Goal of the exercise:
State only the number of lines that include "handle".

Data in this exercise:
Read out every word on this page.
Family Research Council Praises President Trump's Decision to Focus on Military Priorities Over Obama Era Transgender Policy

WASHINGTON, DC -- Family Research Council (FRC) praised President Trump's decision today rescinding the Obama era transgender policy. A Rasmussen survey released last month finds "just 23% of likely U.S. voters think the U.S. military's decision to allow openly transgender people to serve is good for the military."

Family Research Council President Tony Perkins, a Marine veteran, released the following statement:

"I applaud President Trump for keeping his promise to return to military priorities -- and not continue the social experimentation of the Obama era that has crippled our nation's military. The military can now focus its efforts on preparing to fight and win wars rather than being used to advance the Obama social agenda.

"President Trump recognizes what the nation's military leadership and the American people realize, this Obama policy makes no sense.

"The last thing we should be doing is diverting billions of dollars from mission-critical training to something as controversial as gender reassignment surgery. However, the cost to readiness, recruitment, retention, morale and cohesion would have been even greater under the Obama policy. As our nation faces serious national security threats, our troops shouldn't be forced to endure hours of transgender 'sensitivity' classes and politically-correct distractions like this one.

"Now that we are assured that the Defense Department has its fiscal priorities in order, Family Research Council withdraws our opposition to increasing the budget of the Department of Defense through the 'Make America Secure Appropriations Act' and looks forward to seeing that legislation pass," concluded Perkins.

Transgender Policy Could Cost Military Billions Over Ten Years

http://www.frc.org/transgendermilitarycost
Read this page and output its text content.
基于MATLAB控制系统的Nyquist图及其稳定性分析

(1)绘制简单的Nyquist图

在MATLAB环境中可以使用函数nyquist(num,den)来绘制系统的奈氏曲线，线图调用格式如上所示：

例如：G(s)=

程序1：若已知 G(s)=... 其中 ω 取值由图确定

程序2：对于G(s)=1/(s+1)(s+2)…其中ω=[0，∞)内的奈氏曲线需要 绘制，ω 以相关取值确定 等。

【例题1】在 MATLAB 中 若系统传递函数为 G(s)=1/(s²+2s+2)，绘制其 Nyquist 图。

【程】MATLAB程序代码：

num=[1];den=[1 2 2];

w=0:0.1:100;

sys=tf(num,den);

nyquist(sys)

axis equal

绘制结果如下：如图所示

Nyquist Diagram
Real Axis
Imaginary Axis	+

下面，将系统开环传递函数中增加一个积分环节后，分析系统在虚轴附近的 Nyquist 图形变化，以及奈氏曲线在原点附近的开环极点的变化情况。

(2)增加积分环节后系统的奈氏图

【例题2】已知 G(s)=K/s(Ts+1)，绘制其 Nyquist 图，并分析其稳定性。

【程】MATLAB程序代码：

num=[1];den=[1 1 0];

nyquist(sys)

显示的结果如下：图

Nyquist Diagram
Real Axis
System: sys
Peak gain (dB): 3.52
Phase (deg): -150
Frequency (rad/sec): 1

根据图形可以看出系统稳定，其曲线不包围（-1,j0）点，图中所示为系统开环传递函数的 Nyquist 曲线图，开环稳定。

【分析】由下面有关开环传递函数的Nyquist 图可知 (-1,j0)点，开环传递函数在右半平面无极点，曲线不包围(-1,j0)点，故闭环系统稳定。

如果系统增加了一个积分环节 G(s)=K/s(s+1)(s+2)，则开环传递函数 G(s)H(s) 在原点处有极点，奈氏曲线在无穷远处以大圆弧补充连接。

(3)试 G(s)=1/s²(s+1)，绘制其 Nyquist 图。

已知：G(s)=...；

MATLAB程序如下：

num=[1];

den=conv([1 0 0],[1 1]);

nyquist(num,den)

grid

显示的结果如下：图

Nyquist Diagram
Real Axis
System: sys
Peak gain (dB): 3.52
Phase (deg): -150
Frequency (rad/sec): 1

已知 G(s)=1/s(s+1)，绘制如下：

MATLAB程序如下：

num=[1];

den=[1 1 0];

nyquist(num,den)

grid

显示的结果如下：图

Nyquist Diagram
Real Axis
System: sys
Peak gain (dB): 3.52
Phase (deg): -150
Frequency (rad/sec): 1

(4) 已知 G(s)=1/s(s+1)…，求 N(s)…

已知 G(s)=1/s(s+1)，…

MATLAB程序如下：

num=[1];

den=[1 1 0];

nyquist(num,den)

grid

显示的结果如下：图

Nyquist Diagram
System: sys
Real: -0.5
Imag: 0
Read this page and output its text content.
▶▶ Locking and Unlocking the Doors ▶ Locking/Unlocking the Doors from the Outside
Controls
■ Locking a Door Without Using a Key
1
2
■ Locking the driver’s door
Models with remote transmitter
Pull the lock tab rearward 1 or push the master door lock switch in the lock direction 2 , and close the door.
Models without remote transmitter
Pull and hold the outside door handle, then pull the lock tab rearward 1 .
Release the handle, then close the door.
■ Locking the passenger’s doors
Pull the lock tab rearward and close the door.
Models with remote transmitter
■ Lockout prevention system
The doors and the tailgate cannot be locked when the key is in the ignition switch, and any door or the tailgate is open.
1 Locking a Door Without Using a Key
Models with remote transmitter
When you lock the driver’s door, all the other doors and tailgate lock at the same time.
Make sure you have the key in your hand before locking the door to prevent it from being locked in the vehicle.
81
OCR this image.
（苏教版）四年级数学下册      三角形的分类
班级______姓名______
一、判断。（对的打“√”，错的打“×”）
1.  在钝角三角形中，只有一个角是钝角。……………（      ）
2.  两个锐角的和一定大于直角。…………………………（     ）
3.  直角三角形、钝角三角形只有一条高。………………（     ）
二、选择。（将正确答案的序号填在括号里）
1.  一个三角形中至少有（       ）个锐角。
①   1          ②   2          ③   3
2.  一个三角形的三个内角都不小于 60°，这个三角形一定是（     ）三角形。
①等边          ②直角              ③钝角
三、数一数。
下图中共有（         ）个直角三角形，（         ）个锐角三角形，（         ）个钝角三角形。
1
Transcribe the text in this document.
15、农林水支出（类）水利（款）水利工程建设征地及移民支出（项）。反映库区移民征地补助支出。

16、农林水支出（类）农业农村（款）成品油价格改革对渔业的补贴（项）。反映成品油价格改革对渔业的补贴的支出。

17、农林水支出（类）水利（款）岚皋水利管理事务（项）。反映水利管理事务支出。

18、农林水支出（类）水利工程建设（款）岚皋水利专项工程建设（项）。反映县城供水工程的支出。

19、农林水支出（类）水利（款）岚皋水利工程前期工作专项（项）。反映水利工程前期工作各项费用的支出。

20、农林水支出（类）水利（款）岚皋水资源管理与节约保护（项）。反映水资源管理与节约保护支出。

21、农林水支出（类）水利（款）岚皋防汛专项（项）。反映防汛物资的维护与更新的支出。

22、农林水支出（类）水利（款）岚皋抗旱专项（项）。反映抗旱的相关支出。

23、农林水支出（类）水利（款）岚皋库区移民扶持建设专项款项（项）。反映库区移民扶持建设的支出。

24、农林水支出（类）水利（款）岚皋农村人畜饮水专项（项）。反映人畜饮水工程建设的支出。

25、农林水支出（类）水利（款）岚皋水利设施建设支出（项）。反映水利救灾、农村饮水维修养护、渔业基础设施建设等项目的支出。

Complete response:
2